# [What is expected]
Write out all of the entries exactly as given.

# [Information shown]
• • • • •
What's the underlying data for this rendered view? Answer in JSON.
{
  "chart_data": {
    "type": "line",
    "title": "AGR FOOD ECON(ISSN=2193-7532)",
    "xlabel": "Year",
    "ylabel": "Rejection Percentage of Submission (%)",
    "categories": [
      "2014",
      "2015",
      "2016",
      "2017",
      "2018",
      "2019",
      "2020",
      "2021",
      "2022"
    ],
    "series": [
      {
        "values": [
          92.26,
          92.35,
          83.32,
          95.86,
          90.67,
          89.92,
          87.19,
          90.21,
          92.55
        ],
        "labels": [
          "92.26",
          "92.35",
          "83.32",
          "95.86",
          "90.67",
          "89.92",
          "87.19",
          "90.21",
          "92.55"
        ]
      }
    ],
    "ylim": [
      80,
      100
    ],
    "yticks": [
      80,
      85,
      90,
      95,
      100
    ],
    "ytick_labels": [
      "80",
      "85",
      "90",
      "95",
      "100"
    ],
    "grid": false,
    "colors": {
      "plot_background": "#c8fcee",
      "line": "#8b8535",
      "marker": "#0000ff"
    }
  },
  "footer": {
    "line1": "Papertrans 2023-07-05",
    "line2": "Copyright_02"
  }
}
• • • • •
# [Written answer]
What's the underlying data for this rendered view? Answer in JSON.
{
  "chart_data": {
    "type": "line",
    "title": "AGR FOOD ECON(ISSN=2193-7532)",
    "xlabel": "Year",
    "ylabel": "Rejection Percentage of Submission (%)",
    "categories": [
      "2014",
      "2015",
      "2016",
      "2017",
      "2018",
      "2019",
      "2020",
      "2021",
      "2022"
    ],
    "series": [
      {
        "values": [
          92.26,
          92.35,
          83.32,
          95.86,
          90.67,
          89.92,
          87.19,
          90.21,
          92.55
        ],
        "labels": [
          "92.26",
          "92.35",
          "83.32",
          "95.86",
          "90.67",
          "89.92",
          "87.19",
          "90.21",
          "92.55"
        ]
      }
    ],
    "ylim": [
      80,
      100
    ],
    "yticks": [
      80,
      85,
      90,
      95,
      100
    ],
    "ytick_labels": [
      "80",
      "85",
      "90",
      "95",
      "100"
    ],
    "grid": false,
    "colors": {
      "plot_background": "#c8fcee",
      "line": "#8b8535",
      "marker": "#0000ff"
    }
  },
  "footer": {
    "line1": "Papertrans 2023-07-05",
    "line2": "Copyright_02"
  }
}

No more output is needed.